Records supplied:
· · · · · · ·

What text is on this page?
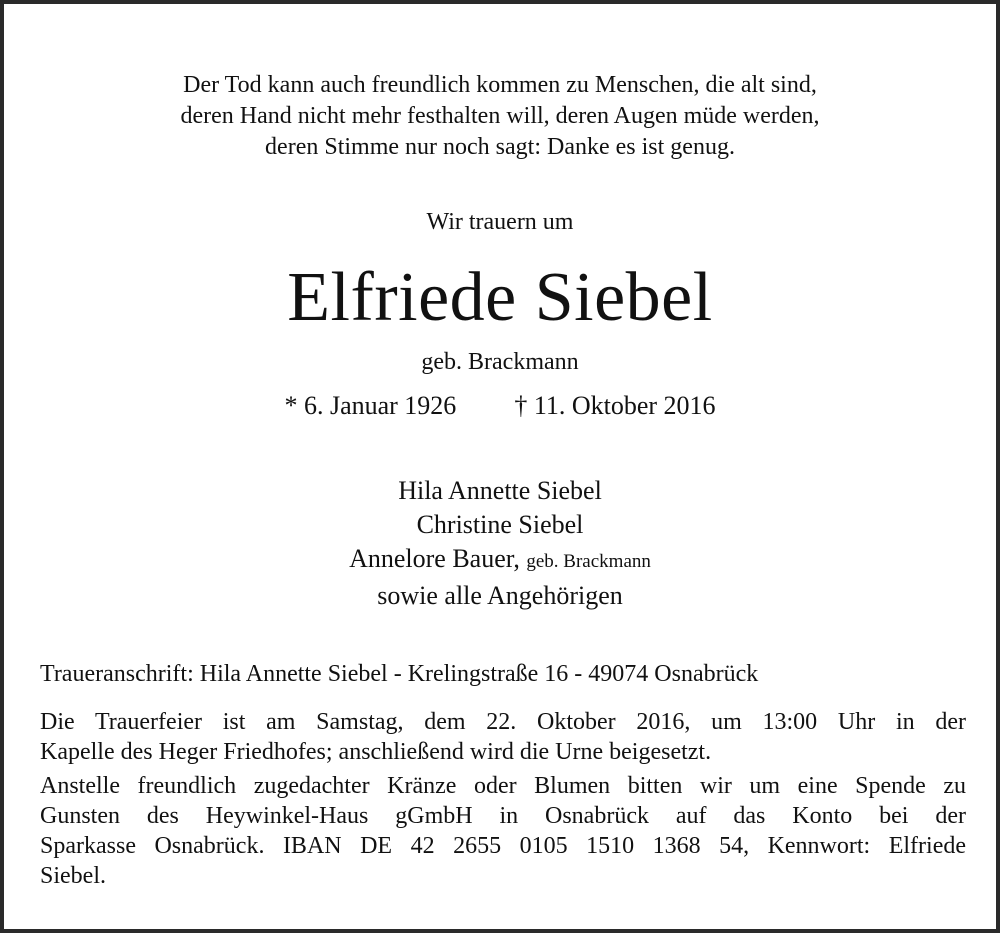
Der Tod kann auch freundlich kommen zu Menschen, die alt sind,
deren Hand nicht mehr festhalten will, deren Augen müde werden,
deren Stimme nur noch sagt: Danke es ist genug.
Wir trauern um
Elfriede Siebel
geb. Brackmann
* 6. Januar 1926 † 11. Oktober 2016
Hila Annette Siebel
Christine Siebel
Annelore Bauer, geb. Brackmann
sowie alle Angehörigen
Traueranschrift: Hila Annette Siebel - Krelingstraße 16 - 49074 Osnabrück
Die Trauerfeier ist am Samstag, dem 22. Oktober 2016, um 13:00 Uhr in der
Kapelle des Heger Friedhofes; anschließend wird die Urne beigesetzt.
Anstelle freundlich zugedachter Kränze oder Blumen bitten wir um eine Spende zu
Gunsten des Heywinkel-Haus gGmbH in Osnabrück auf das Konto bei der
Sparkasse Osnabrück. IBAN DE 42 2655 0105 1510 1368 54, Kennwort: Elfriede
Siebel.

· · · · · · ·

Short exercise: Pictures in the records above are left out; print everything else exactly as written.

Task response:
What text is on this page?
Der Tod kann auch freundlich kommen zu Menschen, die alt sind,
deren Hand nicht mehr festhalten will, deren Augen müde werden,
deren Stimme nur noch sagt: Danke es ist genug.
Wir trauern um
Elfriede Siebel
geb. Brackmann
* 6. Januar 1926 † 11. Oktober 2016
Hila Annette Siebel
Christine Siebel
Annelore Bauer, geb. Brackmann
sowie alle Angehörigen
Traueranschrift: Hila Annette Siebel - Krelingstraße 16 - 49074 Osnabrück
Die Trauerfeier ist am Samstag, dem 22. Oktober 2016, um 13:00 Uhr in der
Kapelle des Heger Friedhofes; anschließend wird die Urne beigesetzt.
Anstelle freundlich zugedachter Kränze oder Blumen bitten wir um eine Spende zu
Gunsten des Heywinkel-Haus gGmbH in Osnabrück auf das Konto bei der
Sparkasse Osnabrück. IBAN DE 42 2655 0105 1510 1368 54, Kennwort: Elfriede
Siebel.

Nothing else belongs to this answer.